• Source passage

In the past, most packages shipped their own macro file with a standardised macro to search for them in a system at build time, making use of particularities of the package, or through configuration helper scripts. For most projects these have been phased out in favour of pkg-config.

There are, though, reusable macros, shipped with various projects or present in archives, such as the Autoconf Archive. Depending on the nature of the macro, the file where it is written is either installed in the system (to be used by autoconf directly) or is simply available to be picked up from the source distribution.

To take two examples, the pkg.m4 file that is shipped with pkg-config is installed in the system, while the attributes.m4 macro file, shipped with xine-lib, PulseAudio and the LScube projects, is simply shared by copying it out of the source distribution or repositories.

When using external macro files to store custom and generic macros (which is, most of the time, the suggested approach), you have to tell autoconf where to look for them. Many different approaches are available for this task, and this guide will try to explain most, if not all, of them.


While there is no functional requirement for that, the guide will assume that all your macro files are inside the m4/ directory; this is the most common directory used to keep the macro files, and for the principle of least surprise, you probably want to also put yours there.

Some projects use other directory names (autoconf/, ac-macros/, …) but this often adds more work for the distributors packaging or fixing the software, since they have to check where to find the macros.

6.1.1. With Just autoconf

When not using automake, and just relying on autoconf, the macro files are not picked up by default.

Indeed, if you just added your testing macro in the configure.ac file, you'll be finding it just copied over in the final configure:

% cat m4/test.m4
% fgrep AUTOTOOLS_MYTHBUSTER configure.ac
% fgrep AUTOTOOLS_MYTHBUSTER configure

Indeed, what you have to do is to force the actual inclusion of the macro file in the configure.ac file.

Example 1.5. Including an External Macro File without automake




The m4_include directive works quite like the #include directive of the C programming language, and simply copies over the content of the file.

To not include comments starting with # in the generated configure script call the m4_include before the AC_INIT.

The only file that is read by autoconf other than the configure.ac file is the aclocal.m4 file. This file is often managed with the aclocal utility that ships with automake, so it's really suggested not to make use of it manually. What About -I m4?

• Dataset
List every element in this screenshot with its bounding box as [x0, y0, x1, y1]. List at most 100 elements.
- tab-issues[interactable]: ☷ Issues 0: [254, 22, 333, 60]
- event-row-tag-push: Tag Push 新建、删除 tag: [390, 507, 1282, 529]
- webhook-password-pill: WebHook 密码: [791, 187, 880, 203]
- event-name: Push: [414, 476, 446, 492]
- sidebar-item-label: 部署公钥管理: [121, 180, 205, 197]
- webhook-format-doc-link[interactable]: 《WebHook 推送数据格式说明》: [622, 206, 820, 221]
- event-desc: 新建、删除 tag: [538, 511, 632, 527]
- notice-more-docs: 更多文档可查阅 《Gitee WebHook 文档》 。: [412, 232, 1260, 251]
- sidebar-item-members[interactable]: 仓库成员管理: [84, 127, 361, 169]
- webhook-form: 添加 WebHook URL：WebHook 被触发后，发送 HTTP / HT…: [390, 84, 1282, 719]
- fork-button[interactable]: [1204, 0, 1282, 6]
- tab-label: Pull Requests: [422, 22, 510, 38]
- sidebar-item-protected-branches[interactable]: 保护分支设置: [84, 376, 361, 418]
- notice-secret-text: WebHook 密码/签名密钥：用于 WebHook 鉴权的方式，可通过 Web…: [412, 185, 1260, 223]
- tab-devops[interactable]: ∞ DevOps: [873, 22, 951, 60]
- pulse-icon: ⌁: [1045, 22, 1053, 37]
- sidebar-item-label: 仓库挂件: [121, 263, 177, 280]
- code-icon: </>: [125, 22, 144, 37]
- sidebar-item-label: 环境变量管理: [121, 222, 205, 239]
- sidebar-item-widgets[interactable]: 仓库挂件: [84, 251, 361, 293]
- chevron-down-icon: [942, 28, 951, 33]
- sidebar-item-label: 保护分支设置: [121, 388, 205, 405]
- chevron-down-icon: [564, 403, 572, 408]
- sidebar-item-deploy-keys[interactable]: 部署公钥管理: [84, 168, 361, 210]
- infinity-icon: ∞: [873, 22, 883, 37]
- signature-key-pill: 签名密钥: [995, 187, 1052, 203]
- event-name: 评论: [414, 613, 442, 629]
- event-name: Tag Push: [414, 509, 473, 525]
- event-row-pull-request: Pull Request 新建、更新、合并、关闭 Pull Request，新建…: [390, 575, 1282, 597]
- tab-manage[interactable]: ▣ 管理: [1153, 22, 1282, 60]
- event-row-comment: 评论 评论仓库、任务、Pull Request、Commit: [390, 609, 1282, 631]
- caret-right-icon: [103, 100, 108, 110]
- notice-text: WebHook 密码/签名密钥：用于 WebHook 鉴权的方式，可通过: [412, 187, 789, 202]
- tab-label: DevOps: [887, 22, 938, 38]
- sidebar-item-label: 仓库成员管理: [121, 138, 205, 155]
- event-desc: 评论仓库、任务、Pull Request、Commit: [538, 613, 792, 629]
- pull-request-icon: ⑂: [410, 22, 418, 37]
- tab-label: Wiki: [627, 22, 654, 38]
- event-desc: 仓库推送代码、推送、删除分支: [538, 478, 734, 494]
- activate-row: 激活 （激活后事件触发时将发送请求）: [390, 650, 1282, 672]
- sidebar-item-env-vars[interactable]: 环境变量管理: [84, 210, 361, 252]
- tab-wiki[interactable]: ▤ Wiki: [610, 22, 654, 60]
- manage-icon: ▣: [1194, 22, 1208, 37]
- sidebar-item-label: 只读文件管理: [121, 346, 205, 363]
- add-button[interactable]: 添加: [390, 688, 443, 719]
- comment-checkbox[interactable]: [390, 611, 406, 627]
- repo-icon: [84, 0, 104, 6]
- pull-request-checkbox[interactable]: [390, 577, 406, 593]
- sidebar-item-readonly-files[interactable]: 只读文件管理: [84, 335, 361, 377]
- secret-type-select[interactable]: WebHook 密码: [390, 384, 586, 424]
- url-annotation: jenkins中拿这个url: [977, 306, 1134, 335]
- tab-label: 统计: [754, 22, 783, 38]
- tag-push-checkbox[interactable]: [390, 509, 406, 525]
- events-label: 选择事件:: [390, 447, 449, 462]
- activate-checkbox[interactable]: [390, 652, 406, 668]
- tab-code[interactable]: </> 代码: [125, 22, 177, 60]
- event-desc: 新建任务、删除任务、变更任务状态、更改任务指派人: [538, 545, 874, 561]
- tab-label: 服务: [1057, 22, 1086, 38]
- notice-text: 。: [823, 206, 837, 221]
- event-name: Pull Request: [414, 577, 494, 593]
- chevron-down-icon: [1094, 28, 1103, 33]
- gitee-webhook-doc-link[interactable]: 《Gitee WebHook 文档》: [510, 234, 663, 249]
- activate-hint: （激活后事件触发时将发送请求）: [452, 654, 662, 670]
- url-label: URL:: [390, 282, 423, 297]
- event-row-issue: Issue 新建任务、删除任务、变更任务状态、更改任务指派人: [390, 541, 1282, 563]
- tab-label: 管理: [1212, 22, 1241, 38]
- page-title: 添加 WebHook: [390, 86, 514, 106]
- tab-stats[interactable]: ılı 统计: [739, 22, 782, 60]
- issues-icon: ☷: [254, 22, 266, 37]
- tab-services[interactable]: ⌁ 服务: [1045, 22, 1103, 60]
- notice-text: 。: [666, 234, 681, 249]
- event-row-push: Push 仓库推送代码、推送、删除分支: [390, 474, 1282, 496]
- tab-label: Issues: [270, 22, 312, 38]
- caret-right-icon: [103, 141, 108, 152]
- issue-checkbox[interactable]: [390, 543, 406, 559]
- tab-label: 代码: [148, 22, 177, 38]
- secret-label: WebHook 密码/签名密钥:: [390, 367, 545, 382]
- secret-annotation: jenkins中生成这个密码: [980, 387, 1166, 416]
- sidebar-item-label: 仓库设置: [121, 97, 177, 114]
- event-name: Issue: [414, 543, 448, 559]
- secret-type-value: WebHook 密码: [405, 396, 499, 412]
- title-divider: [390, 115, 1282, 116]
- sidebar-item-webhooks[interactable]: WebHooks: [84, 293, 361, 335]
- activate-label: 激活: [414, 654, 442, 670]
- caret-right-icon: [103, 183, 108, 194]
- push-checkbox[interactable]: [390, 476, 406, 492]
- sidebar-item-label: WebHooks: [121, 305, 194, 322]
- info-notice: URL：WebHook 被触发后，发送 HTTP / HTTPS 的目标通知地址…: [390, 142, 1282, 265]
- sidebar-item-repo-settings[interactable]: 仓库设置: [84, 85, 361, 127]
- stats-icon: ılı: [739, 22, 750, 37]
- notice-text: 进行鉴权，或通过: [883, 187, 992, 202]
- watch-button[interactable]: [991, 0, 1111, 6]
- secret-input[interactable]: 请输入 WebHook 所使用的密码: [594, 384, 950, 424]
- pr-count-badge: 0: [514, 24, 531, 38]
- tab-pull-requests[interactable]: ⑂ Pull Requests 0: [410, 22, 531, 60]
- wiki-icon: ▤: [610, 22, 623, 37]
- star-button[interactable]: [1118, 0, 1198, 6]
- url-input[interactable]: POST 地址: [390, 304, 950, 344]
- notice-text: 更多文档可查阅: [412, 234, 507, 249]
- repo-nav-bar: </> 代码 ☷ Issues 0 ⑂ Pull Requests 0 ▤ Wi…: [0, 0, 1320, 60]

• What to do
- A) In the passage on autoconf macro files, begin at the words "While there is" and stop after "put yours there.", then write that part again with "principle of least surprise" changed to "principle of least astonishment".
- B) Copy out the rows word for word, starting at the first row and stopping after the row that contains "- infinity-icon: ∞: [873, 22, 883, 37]".

• Replies
- A)
While there is no functional requirement for that, the guide will assume that all your macro files are inside the m4/ directory; this is the most common directory used to keep the macro files, and for the principle of least astonishment, you probably want to also put yours there.

- B)
List every element in this screenshot with its bounding box as [x0, y0, x1, y1]. List at most 100 elements.
- tab-issues[interactable]: ☷ Issues 0: [254, 22, 333, 60]
- event-row-tag-push: Tag Push 新建、删除 tag: [390, 507, 1282, 529]
- webhook-password-pill: WebHook 密码: [791, 187, 880, 203]
- event-name: Push: [414, 476, 446, 492]
- sidebar-item-label: 部署公钥管理: [121, 180, 205, 197]
- webhook-format-doc-link[interactable]: 《WebHook 推送数据格式说明》: [622, 206, 820, 221]
- event-desc: 新建、删除 tag: [538, 511, 632, 527]
- notice-more-docs: 更多文档可查阅 《Gitee WebHook 文档》 。: [412, 232, 1260, 251]
- sidebar-item-members[interactable]: 仓库成员管理: [84, 127, 361, 169]
- webhook-form: 添加 WebHook URL：WebHook 被触发后，发送 HTTP / HT…: [390, 84, 1282, 719]
- fork-button[interactable]: [1204, 0, 1282, 6]
- tab-label: Pull Requests: [422, 22, 510, 38]
- sidebar-item-protected-branches[interactable]: 保护分支设置: [84, 376, 361, 418]
- notice-secret-text: WebHook 密码/签名密钥：用于 WebHook 鉴权的方式，可通过 Web…: [412, 185, 1260, 223]
- tab-devops[interactable]: ∞ DevOps: [873, 22, 951, 60]
- pulse-icon: ⌁: [1045, 22, 1053, 37]
- sidebar-item-label: 仓库挂件: [121, 263, 177, 280]
- code-icon: </>: [125, 22, 144, 37]
- sidebar-item-label: 环境变量管理: [121, 222, 205, 239]
- sidebar-item-widgets[interactable]: 仓库挂件: [84, 251, 361, 293]
- chevron-down-icon: [942, 28, 951, 33]
- sidebar-item-label: 保护分支设置: [121, 388, 205, 405]
- chevron-down-icon: [564, 403, 572, 408]
- sidebar-item-deploy-keys[interactable]: 部署公钥管理: [84, 168, 361, 210]
- infinity-icon: ∞: [873, 22, 883, 37]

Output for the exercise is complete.